==== Data records
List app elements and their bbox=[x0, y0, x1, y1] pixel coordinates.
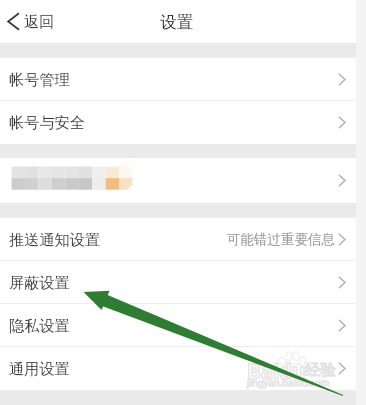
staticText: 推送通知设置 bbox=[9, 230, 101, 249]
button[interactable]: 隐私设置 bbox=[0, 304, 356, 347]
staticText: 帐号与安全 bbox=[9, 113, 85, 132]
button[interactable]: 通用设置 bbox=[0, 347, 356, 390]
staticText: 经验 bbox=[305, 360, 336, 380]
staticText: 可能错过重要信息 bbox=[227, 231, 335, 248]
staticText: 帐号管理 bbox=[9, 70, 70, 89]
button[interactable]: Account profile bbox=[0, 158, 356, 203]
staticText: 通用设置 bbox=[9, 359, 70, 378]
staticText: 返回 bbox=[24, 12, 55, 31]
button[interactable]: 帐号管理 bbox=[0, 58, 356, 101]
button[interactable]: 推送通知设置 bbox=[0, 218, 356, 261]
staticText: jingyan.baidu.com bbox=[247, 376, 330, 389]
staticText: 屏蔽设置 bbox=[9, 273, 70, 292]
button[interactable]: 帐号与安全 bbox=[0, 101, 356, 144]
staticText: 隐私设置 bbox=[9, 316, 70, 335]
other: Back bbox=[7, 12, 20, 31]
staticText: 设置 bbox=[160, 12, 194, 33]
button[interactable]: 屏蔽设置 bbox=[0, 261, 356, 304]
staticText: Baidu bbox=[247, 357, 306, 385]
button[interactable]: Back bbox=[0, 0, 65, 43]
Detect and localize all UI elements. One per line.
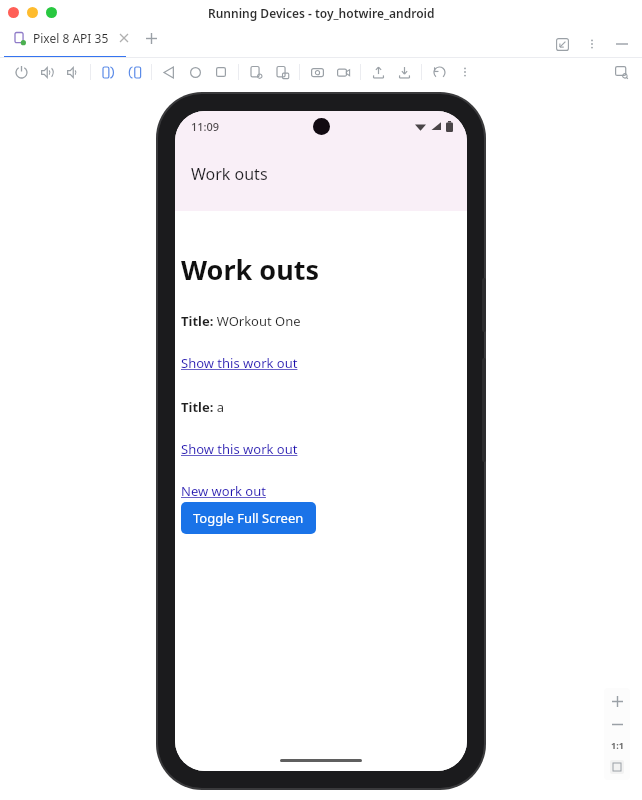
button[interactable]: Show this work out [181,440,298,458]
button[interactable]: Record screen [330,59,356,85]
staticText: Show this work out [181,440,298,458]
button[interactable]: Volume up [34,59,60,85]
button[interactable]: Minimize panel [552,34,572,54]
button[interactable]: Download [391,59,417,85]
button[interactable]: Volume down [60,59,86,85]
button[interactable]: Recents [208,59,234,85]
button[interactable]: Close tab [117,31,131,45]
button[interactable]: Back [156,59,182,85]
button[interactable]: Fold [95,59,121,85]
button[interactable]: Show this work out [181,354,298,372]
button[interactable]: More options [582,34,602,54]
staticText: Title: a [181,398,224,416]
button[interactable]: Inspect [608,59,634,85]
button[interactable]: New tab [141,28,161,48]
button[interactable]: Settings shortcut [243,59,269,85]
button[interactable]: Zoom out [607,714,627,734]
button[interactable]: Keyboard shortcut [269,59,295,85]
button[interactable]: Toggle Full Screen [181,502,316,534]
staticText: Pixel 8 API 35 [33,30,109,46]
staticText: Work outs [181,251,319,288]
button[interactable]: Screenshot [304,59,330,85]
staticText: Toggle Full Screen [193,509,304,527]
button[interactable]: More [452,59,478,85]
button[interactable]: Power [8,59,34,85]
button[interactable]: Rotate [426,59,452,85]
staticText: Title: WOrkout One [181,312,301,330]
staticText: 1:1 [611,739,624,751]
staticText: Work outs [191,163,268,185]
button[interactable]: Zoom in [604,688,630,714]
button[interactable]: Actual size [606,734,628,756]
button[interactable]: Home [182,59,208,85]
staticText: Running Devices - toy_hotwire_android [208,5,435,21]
========
(Instructions to follow):
Copy every line of the records above verbatim, in order, from both blocks. Omit the pictures.

(Correct output):
List app elements and their bbox=[x0, y0, x1, y1] pixel coordinates.
staticText: 推送通知设置 bbox=[9, 230, 101, 249]
button[interactable]: 隐私设置 bbox=[0, 304, 356, 347]
staticText: 帐号与安全 bbox=[9, 113, 85, 132]
button[interactable]: 通用设置 bbox=[0, 347, 356, 390]
staticText: 经验 bbox=[305, 360, 336, 380]
staticText: 可能错过重要信息 bbox=[227, 231, 335, 248]
staticText: 帐号管理 bbox=[9, 70, 70, 89]
button[interactable]: Account profile bbox=[0, 158, 356, 203]
staticText: 通用设置 bbox=[9, 359, 70, 378]
staticText: 返回 bbox=[24, 12, 55, 31]
button[interactable]: 帐号管理 bbox=[0, 58, 356, 101]
button[interactable]: 推送通知设置 bbox=[0, 218, 356, 261]
staticText: jingyan.baidu.com bbox=[247, 376, 330, 389]
staticText: 屏蔽设置 bbox=[9, 273, 70, 292]
button[interactable]: 帐号与安全 bbox=[0, 101, 356, 144]
staticText: 隐私设置 bbox=[9, 316, 70, 335]
other: Back bbox=[7, 12, 20, 31]
staticText: 设置 bbox=[160, 12, 194, 33]
button[interactable]: 屏蔽设置 bbox=[0, 261, 356, 304]
staticText: Baidu bbox=[247, 357, 306, 385]
button[interactable]: Back bbox=[0, 0, 65, 43]
Detect and localize all UI elements. One per line.
button[interactable]: Show this work out [181,440,298,458]
button[interactable]: Record screen [330,59,356,85]
staticText: Show this work out [181,440,298,458]
button[interactable]: Volume up [34,59,60,85]
button[interactable]: Minimize panel [552,34,572,54]
button[interactable]: Download [391,59,417,85]
button[interactable]: Volume down [60,59,86,85]
button[interactable]: Recents [208,59,234,85]
button[interactable]: Close tab [117,31,131,45]
button[interactable]: Back [156,59,182,85]
button[interactable]: Fold [95,59,121,85]
button[interactable]: Show this work out [181,354,298,372]
button[interactable]: More options [582,34,602,54]
staticText: Title: a [181,398,224,416]
button[interactable]: Inspect [608,59,634,85]
button[interactable]: New tab [141,28,161,48]
button[interactable]: Settings shortcut [243,59,269,85]
button[interactable]: Zoom out [607,714,627,734]
button[interactable]: Keyboard shortcut [269,59,295,85]
button[interactable]: Toggle Full Screen [181,502,316,534]
staticText: Pixel 8 API 35 [33,30,109,46]
staticText: Work outs [181,251,319,288]
button[interactable]: Screenshot [304,59,330,85]
staticText: Toggle Full Screen [193,509,304,527]
button[interactable]: More [452,59,478,85]
button[interactable]: Power [8,59,34,85]
button[interactable]: Rotate [426,59,452,85]
staticText: Title: WOrkout One [181,312,301,330]
staticText: 1:1 [611,739,624,751]
staticText: Work outs [191,163,268,185]
button[interactable]: Zoom in [604,688,630,714]
button[interactable]: Actual size [606,734,628,756]
button[interactable]: Home [182,59,208,85]
staticText: Running Devices - toy_hotwire_android [208,5,435,21]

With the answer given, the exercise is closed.